What is being asked
Rewrite the data below as a numbered list, leaving out any blank lines.

Data to use

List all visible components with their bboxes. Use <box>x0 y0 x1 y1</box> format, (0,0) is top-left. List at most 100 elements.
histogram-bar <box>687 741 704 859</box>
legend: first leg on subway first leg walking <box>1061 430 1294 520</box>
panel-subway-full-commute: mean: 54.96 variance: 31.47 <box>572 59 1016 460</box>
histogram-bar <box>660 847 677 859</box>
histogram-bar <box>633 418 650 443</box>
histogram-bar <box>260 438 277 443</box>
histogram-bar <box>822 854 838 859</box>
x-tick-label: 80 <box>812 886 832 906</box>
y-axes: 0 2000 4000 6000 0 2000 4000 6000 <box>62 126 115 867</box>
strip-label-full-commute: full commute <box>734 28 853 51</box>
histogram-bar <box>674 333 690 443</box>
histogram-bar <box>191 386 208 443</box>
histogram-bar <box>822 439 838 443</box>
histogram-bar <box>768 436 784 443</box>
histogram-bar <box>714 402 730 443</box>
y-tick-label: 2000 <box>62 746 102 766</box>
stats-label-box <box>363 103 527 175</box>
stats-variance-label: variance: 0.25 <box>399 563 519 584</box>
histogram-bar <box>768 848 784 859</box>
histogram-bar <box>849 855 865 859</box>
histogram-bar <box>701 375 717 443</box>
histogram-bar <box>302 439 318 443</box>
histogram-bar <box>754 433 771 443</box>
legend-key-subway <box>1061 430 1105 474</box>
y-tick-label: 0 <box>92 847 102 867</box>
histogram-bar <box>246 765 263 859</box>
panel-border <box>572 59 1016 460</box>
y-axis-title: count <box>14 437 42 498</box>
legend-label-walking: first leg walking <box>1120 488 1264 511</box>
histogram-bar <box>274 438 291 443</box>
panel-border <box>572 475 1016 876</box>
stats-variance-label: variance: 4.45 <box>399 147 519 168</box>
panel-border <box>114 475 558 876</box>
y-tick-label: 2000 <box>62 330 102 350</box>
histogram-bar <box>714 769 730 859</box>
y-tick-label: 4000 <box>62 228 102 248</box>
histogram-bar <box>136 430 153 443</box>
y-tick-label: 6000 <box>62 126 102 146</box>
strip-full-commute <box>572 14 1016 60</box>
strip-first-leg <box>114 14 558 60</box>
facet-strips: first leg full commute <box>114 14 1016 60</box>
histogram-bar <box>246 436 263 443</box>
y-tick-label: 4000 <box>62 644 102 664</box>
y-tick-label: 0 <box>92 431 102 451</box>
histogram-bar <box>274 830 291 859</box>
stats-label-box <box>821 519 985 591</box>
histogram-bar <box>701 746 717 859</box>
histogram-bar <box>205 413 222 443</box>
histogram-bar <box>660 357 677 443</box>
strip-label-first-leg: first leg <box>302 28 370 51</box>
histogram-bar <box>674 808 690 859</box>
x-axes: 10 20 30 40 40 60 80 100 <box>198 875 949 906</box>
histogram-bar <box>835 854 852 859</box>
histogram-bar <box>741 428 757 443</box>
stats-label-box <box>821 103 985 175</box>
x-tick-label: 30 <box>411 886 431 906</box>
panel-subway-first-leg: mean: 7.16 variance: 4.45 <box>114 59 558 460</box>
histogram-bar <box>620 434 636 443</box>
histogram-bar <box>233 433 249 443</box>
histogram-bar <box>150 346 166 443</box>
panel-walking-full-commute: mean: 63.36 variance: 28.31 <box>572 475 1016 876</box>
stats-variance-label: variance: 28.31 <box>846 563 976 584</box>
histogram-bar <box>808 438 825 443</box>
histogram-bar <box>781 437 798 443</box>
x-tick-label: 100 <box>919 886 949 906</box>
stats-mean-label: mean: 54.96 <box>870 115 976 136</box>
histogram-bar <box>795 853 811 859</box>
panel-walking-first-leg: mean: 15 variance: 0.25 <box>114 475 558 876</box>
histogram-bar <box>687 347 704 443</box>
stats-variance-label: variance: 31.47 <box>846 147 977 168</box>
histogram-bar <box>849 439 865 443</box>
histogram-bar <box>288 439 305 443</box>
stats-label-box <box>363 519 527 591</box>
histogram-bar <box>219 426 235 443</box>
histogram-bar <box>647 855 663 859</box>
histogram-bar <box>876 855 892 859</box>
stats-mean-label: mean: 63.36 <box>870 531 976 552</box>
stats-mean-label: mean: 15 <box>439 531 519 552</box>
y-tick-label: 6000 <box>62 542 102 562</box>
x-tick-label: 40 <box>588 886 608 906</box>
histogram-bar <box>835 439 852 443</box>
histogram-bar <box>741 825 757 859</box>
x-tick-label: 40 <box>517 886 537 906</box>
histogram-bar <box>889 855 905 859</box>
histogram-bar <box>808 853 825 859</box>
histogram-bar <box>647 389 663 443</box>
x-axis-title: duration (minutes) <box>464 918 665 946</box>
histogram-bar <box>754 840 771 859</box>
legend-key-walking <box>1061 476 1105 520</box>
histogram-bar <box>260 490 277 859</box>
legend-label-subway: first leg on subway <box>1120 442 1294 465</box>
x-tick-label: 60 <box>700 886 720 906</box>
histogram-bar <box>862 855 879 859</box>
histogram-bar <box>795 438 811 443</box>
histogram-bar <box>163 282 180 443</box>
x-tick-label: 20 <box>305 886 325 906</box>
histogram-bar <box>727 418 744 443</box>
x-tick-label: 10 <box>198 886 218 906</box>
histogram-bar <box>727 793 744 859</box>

Reply to the exercise
1. List all visible components with their bboxes. Use <box>x0 y0 x1 y1</box> format, (0,0) is top-left. List at most 100 elements.
2. histogram-bar <box>687 741 704 859</box>
3. legend: first leg on subway first leg walking <box>1061 430 1294 520</box>
4. panel-subway-full-commute: mean: 54.96 variance: 31.47 <box>572 59 1016 460</box>
5. histogram-bar <box>660 847 677 859</box>
6. histogram-bar <box>633 418 650 443</box>
7. histogram-bar <box>260 438 277 443</box>
8. histogram-bar <box>822 854 838 859</box>
9. x-tick-label: 80 <box>812 886 832 906</box>
10. y-axes: 0 2000 4000 6000 0 2000 4000 6000 <box>62 126 115 867</box>
11. strip-label-full-commute: full commute <box>734 28 853 51</box>
12. histogram-bar <box>674 333 690 443</box>
13. histogram-bar <box>191 386 208 443</box>
14. histogram-bar <box>822 439 838 443</box>
15. histogram-bar <box>768 436 784 443</box>
16. histogram-bar <box>714 402 730 443</box>
17. y-tick-label: 2000 <box>62 746 102 766</box>
18. stats-label-box <box>363 103 527 175</box>
19. stats-variance-label: variance: 0.25 <box>399 563 519 584</box>
20. histogram-bar <box>768 848 784 859</box>
21. histogram-bar <box>849 855 865 859</box>
22. histogram-bar <box>701 375 717 443</box>
23. histogram-bar <box>302 439 318 443</box>
24. histogram-bar <box>754 433 771 443</box>
25. legend-key-subway <box>1061 430 1105 474</box>
26. y-tick-label: 0 <box>92 847 102 867</box>
27. histogram-bar <box>246 765 263 859</box>
28. panel-border <box>572 59 1016 460</box>
29. y-axis-title: count <box>14 437 42 498</box>
30. legend-label-walking: first leg walking <box>1120 488 1264 511</box>
31. histogram-bar <box>274 438 291 443</box>
32. panel-border <box>572 475 1016 876</box>
33. stats-variance-label: variance: 4.45 <box>399 147 519 168</box>
34. panel-border <box>114 475 558 876</box>
35. y-tick-label: 2000 <box>62 330 102 350</box>
36. histogram-bar <box>714 769 730 859</box>
37. y-tick-label: 4000 <box>62 228 102 248</box>
38. histogram-bar <box>136 430 153 443</box>
39. y-tick-label: 6000 <box>62 126 102 146</box>
40. strip-full-commute <box>572 14 1016 60</box>
41. strip-first-leg <box>114 14 558 60</box>
42. facet-strips: first leg full commute <box>114 14 1016 60</box>
43. histogram-bar <box>246 436 263 443</box>
44. y-tick-label: 4000 <box>62 644 102 664</box>
45. y-tick-label: 0 <box>92 431 102 451</box>
46. histogram-bar <box>274 830 291 859</box>
47. stats-label-box <box>821 519 985 591</box>
48. histogram-bar <box>701 746 717 859</box>
49. histogram-bar <box>205 413 222 443</box>
50. histogram-bar <box>660 357 677 443</box>
51. strip-label-first-leg: first leg <box>302 28 370 51</box>
52. histogram-bar <box>674 808 690 859</box>
53. x-axes: 10 20 30 40 40 60 80 100 <box>198 875 949 906</box>
54. histogram-bar <box>835 854 852 859</box>
55. histogram-bar <box>741 428 757 443</box>
56. stats-label-box <box>821 103 985 175</box>
57. x-tick-label: 30 <box>411 886 431 906</box>
58. panel-subway-first-leg: mean: 7.16 variance: 4.45 <box>114 59 558 460</box>
59. histogram-bar <box>620 434 636 443</box>
60. histogram-bar <box>233 433 249 443</box>
61. histogram-bar <box>150 346 166 443</box>
62. panel-walking-full-commute: mean: 63.36 variance: 28.31 <box>572 475 1016 876</box>
63. stats-variance-label: variance: 28.31 <box>846 563 976 584</box>
64. histogram-bar <box>808 438 825 443</box>
65. histogram-bar <box>781 437 798 443</box>
66. x-tick-label: 100 <box>919 886 949 906</box>
67. stats-mean-label: mean: 54.96 <box>870 115 976 136</box>
68. histogram-bar <box>795 853 811 859</box>
69. panel-walking-first-leg: mean: 15 variance: 0.25 <box>114 475 558 876</box>
70. histogram-bar <box>687 347 704 443</box>
71. stats-variance-label: variance: 31.47 <box>846 147 977 168</box>
72. histogram-bar <box>849 439 865 443</box>
73. histogram-bar <box>288 439 305 443</box>
74. stats-label-box <box>363 519 527 591</box>
75. histogram-bar <box>219 426 235 443</box>
76. histogram-bar <box>647 855 663 859</box>
77. histogram-bar <box>876 855 892 859</box>
78. stats-mean-label: mean: 63.36 <box>870 531 976 552</box>
79. stats-mean-label: mean: 15 <box>439 531 519 552</box>
80. y-tick-label: 6000 <box>62 542 102 562</box>
81. x-tick-label: 40 <box>588 886 608 906</box>
82. histogram-bar <box>835 439 852 443</box>
83. histogram-bar <box>741 825 757 859</box>
84. x-tick-label: 40 <box>517 886 537 906</box>
85. histogram-bar <box>889 855 905 859</box>
86. histogram-bar <box>808 853 825 859</box>
87. histogram-bar <box>647 389 663 443</box>
88. x-axis-title: duration (minutes) <box>464 918 665 946</box>
89. histogram-bar <box>754 840 771 859</box>
90. legend-key-walking <box>1061 476 1105 520</box>
91. histogram-bar <box>260 490 277 859</box>
92. legend-label-subway: first leg on subway <box>1120 442 1294 465</box>
93. x-tick-label: 60 <box>700 886 720 906</box>
94. histogram-bar <box>862 855 879 859</box>
95. histogram-bar <box>795 438 811 443</box>
96. histogram-bar <box>163 282 180 443</box>
97. x-tick-label: 20 <box>305 886 325 906</box>
98. histogram-bar <box>727 418 744 443</box>
99. x-tick-label: 10 <box>198 886 218 906</box>
100. histogram-bar <box>727 793 744 859</box>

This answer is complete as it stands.